*Extracted records*:
_ _ _ _ _ _ _

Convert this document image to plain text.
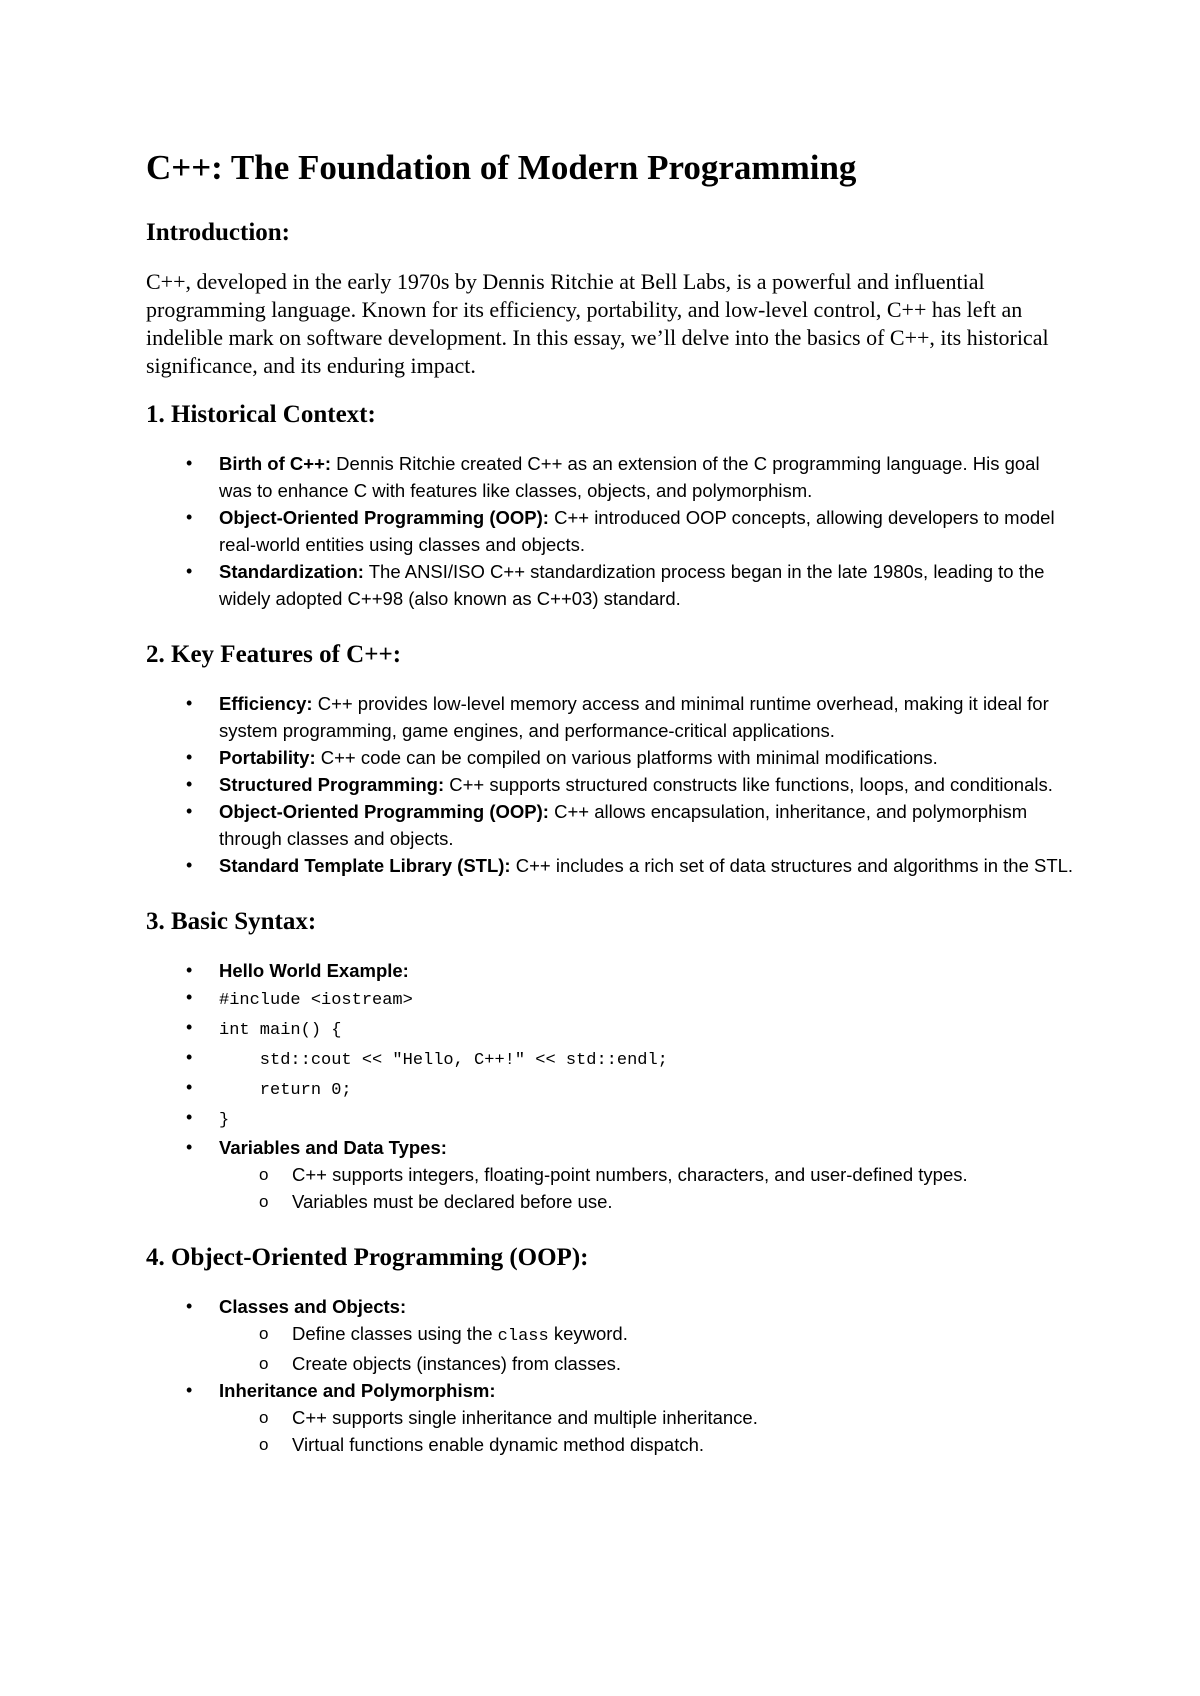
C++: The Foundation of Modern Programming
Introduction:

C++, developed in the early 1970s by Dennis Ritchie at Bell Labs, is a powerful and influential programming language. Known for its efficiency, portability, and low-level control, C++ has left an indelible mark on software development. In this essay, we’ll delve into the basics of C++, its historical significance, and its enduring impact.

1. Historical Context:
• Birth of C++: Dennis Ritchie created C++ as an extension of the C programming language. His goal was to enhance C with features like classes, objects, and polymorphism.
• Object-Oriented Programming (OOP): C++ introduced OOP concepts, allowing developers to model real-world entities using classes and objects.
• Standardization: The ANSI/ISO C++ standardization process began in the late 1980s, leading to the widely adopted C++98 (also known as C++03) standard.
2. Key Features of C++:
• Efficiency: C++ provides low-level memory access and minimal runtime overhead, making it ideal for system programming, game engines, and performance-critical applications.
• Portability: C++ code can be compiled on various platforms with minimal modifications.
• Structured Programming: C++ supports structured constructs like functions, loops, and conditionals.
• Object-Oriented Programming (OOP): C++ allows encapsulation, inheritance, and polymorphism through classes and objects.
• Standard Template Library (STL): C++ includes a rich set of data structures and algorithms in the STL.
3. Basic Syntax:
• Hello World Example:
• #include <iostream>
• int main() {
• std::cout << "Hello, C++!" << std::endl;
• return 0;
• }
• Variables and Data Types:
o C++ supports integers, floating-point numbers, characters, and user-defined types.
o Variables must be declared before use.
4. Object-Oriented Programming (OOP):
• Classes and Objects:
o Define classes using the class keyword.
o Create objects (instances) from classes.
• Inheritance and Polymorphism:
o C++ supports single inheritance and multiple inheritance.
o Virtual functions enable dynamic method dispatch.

_ _ _ _ _ _ _

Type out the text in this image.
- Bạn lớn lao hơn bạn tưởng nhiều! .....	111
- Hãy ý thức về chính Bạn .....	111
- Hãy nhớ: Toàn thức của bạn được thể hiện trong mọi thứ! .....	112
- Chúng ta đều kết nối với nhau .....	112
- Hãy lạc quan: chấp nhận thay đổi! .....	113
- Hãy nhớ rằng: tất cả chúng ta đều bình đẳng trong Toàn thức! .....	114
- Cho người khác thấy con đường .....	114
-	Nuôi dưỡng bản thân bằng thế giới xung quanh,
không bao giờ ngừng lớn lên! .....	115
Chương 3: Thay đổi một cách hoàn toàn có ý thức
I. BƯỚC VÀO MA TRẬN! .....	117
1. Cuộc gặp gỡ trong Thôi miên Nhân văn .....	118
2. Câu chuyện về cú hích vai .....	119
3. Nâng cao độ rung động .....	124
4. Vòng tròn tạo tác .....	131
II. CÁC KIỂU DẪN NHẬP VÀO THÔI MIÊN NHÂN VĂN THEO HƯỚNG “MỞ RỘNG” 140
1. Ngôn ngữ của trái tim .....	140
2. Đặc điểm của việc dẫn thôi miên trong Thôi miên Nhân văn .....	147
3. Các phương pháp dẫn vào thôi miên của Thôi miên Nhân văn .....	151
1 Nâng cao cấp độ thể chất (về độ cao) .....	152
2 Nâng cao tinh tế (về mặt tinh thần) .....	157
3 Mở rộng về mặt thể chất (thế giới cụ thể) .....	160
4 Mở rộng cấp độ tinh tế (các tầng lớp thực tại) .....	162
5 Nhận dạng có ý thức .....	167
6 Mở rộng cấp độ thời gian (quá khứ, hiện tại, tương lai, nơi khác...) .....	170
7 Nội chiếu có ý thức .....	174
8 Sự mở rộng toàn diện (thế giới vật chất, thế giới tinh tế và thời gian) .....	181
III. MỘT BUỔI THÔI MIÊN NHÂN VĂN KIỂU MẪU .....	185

_ _ _ _ _ _ _

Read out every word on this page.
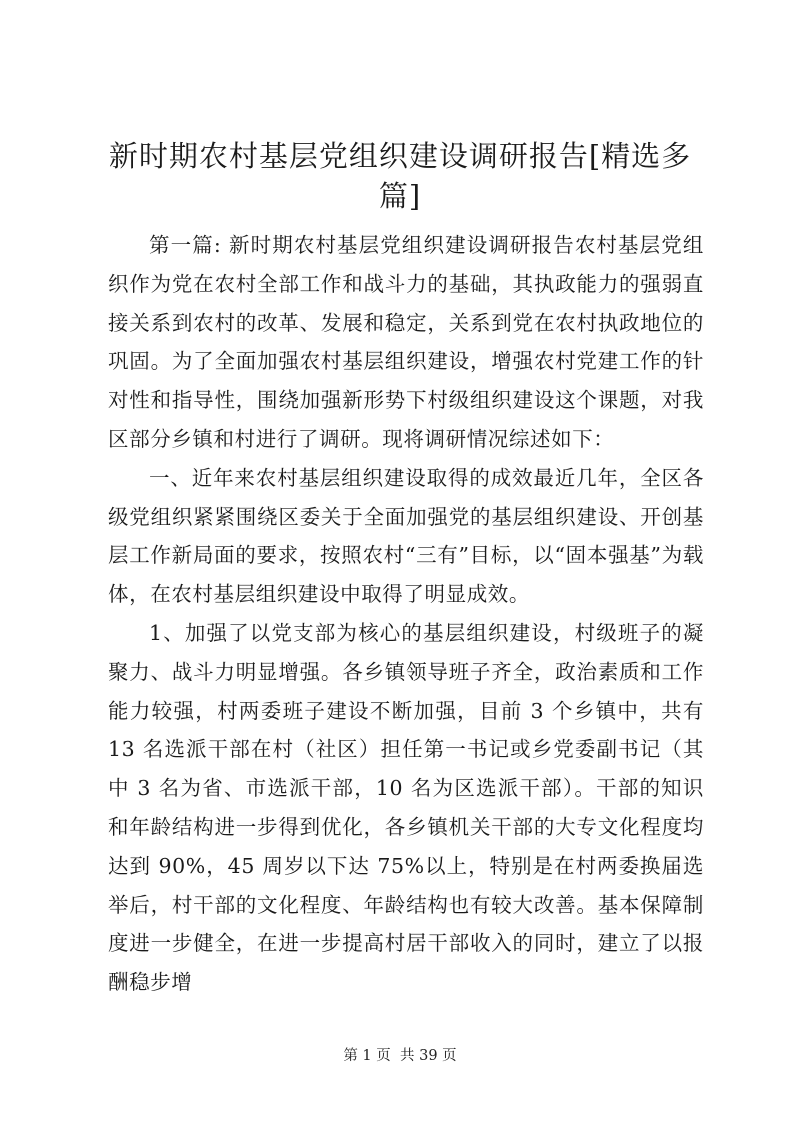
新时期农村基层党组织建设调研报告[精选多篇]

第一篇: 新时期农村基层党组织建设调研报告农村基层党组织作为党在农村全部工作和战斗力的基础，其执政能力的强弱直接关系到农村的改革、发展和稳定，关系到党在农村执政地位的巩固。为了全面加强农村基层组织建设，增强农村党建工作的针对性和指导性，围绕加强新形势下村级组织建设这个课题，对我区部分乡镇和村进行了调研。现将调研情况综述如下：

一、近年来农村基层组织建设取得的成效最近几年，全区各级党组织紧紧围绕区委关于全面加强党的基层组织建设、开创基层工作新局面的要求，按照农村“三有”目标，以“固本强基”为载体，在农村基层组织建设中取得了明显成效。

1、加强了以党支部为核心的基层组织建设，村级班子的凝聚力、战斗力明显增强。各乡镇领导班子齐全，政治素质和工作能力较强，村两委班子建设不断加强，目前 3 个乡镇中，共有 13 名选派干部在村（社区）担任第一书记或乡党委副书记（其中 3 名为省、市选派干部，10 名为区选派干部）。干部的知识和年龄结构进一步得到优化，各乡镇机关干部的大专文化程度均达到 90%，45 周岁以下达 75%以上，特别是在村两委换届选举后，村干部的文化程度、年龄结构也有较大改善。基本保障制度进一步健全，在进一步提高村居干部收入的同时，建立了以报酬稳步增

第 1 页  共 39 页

_ _ _ _ _ _ _

*WHAT YOU ARE ASKED TO DO*:
Extract every line of the records above that contains the word "with".

*TASK SOLUTION*:
• Birth of C++: Dennis Ritchie created C++ as an extension of the C programming language. His goal was to enhance C with features like classes, objects, and polymorphism.
• Portability: C++ code can be compiled on various platforms with minimal modifications.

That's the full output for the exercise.